> [Отрывок текста]
За время пребывания в Варшаве он составил учебник географии, представляющий большие достоинства по отзывам сведущих в этом деле людей, и много занимался историей, зоологией и ботаникой. Среднерусскую флору он изучил очень основательно; составил гербарий из растений Смоленской, Радомской и Варшавской губерний; посещал зоологический музей и ботанический сад, и пользовался указаниями известного орнитолога Тачановского и ботаника Александровича. Мечтая о путешествии в Азию, он тщательно изучил географию этой части света. Гумбольдт и Ритгер были его настольными книгами.
Погруженный в занятия, он редко ходил в гости, да и по характеру своему не любил балов, вечеринок и прочего. Вообще это была замечательно цельная натура. Человек дела – он ненавидел суету и толчею; человек непосредственный и искренний – он питал какую-то органическую ненависть ко всему, что отзывалось условностью, искусственностью и фальшью, хотя бы самой невинной. Это отражалось на его вкусах и привычках. Общественная жизнь с ее сложным кодексом условных правил отталкивала его, театра он не выносил, беллетристики недолюбливал. Ему нравилось только безыскуственное, неподкрашенное, простое, как сама природа.
Любимое развлечение его – охота – в окрестностях Варшавы оказалось почти недоступным вследствие смутного времени; однажды, охотясь в штатском платье, он был арестован и просидел в части, пока полиция не убедилась в его благонадежности.
Изредка навещал своих сослуживцев, с которыми играл в карты и преимущественно в азартные игры, причем «собирал с товарищей иногда почтенную дань, которая совместно с деньгами, вырученными по изданию учебника географии, послужила основанием скромного фонда при поездке в Сибирь».
Кроме юнкеров, с которыми, как мы видели, возился он очень заботливо, собирались иногда у него товарищи, офицеры генерального штаба и юнкерского училища, студенты университета и другие. В таких случаях засиживались иногда до поздней ночи, коротая время в разговорах, предметом которых были естественные науки или история.

[Сохранённые записи данных]
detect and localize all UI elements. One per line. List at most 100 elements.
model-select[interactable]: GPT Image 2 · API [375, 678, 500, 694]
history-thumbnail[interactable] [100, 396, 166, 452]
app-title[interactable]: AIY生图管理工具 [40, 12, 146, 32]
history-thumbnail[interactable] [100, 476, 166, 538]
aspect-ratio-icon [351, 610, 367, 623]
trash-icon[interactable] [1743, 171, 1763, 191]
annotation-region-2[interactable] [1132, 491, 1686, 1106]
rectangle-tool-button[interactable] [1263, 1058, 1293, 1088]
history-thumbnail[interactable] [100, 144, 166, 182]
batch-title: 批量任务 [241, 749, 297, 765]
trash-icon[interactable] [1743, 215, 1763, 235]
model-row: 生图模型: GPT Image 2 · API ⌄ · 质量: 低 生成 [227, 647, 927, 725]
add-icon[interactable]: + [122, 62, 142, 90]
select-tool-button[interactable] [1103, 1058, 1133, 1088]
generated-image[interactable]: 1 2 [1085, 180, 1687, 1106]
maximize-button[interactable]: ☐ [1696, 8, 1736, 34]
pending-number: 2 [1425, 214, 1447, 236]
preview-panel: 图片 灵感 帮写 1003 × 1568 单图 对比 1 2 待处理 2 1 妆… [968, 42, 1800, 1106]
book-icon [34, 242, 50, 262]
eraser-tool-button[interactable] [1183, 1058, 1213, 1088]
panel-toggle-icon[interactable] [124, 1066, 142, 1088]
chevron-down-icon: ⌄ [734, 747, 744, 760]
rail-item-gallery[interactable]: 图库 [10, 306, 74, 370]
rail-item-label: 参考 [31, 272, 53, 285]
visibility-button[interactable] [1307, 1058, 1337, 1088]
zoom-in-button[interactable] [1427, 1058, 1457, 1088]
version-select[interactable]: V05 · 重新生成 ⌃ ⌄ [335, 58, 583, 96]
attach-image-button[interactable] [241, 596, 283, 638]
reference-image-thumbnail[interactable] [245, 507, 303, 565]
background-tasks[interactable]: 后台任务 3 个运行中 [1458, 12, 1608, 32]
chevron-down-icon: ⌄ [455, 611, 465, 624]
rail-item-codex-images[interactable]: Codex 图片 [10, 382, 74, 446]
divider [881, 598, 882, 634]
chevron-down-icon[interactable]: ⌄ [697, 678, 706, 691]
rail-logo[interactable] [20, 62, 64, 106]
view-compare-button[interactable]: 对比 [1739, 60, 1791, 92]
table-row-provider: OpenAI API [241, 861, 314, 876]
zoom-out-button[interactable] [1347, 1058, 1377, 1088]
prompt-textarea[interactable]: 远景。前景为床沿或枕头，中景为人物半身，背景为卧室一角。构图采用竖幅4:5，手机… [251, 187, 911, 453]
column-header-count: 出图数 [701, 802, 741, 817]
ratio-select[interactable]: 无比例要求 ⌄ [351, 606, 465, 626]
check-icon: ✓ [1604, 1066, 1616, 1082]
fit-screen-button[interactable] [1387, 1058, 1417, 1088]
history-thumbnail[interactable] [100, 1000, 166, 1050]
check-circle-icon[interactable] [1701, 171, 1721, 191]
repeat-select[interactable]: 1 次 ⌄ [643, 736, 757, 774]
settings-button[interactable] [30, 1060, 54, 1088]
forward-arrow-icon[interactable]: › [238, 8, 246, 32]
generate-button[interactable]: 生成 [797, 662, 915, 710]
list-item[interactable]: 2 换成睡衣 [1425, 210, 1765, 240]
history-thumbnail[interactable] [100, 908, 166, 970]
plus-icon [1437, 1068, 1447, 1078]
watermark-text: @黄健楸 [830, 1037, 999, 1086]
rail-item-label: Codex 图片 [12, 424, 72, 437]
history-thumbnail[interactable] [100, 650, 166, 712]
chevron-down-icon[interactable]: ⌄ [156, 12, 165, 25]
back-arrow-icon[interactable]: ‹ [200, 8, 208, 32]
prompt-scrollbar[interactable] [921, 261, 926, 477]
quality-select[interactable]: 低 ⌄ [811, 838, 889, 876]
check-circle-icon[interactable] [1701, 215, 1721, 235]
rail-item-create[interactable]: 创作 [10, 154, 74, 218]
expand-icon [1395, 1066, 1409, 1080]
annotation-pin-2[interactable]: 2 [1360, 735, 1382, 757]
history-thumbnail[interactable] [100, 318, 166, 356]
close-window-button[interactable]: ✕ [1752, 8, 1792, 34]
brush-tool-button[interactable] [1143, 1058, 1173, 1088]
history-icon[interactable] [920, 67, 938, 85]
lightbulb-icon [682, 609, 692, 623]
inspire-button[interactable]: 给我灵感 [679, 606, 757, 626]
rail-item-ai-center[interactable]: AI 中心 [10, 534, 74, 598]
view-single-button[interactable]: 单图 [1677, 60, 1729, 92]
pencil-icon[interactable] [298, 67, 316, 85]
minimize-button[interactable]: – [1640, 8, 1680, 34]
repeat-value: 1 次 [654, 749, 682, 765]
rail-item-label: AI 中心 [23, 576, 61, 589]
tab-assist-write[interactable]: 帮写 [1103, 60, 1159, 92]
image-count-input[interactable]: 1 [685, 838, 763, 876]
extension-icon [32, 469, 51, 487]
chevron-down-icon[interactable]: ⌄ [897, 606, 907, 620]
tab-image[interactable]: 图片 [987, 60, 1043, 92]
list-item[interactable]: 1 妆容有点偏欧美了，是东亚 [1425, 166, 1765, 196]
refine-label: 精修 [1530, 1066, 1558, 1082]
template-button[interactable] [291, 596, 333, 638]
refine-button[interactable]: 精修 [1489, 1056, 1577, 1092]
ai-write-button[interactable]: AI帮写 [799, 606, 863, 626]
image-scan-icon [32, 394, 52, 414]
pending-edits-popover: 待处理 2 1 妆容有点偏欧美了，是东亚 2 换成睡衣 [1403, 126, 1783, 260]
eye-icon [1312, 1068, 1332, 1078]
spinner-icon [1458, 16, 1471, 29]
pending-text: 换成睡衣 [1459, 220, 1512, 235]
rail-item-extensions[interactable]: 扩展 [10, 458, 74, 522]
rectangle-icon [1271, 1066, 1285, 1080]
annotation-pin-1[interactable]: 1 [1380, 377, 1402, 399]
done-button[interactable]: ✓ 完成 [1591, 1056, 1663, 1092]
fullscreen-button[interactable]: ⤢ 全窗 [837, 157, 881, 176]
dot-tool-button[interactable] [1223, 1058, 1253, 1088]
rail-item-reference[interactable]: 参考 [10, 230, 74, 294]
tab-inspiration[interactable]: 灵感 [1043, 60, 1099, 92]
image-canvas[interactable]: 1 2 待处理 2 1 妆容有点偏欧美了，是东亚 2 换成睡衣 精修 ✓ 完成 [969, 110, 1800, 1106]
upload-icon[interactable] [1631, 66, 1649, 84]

> [Список заданий]
• A. Ответьте коротко по отрывку о варшавских годах:
(i) Чьими указаниями он пользовался, посещая зоологический музей и ботанический сад?
(ii) Где он сидел после ареста на охоте?
(iii) О чём говорили гости, засиживаясь у него до поздней ночи?
• B. Допишите отрывок о варшавских годах, продолжив его после последнего предложения.

> [Ответы по номерам]
• A.
(i) Указаниями орнитолога Тачановского и ботаника Александровича.
(ii) В части.
(iii) О естественных науках или истории.

• B.
Образ жизни он вел довольно правильный: вставал в 6 часов и занимался до 8, затем отправлялся в училище, около 12 часов уходил и, позавтракав где-нибудь в городе, шел в зоологический музей или ботанический сад; к трем часам возвращался в училище и занимался служебными делами. Вечера по большей части проводил дома и в 9 часов ложился спать, если не было гостей.
Между тем время шло, и мысль о путешествии преследовала Пржевальского все неотвязнее. Но как осуществить ее? Бедность, неизвестность, недостаток связей, наконец, польская фамилия являлись сильными помехами.
Однако благодаря содействию некоторых важных лиц ему удалось добиться причисления к Генеральному Штабу и перевода в Восточно-Сибирский округ.
* * *
В январе 1867 года Пржевальский выехал из Варшавы. С ним отправился немец-препаратор, Роберт Клхер; они условились делить пополам коллекции, которые соберут в путешествии.
Проездом в Петербурге Пржевальский познакомился с П. П. Семеновым, в то время председателем секции физической географии Императорского Географического Общества, и, объяснив ему план своего путешествия, просил поддержки со стороны общества.
Это, однако, оказалось невозможным. Географическое Общество снаряжало экспедиции из лиц, зарекомендовавших себя учеными трудами, и не могло довериться человеку, совершенно неизвестному.
Поэтому и поддержка его ограничилась рекомендательными письмами Семенова к важным лицам сибирской администрации и обещанием более существенного пособия в будущем, если путешествие в Восточную Сибирь принесет полезные плоды.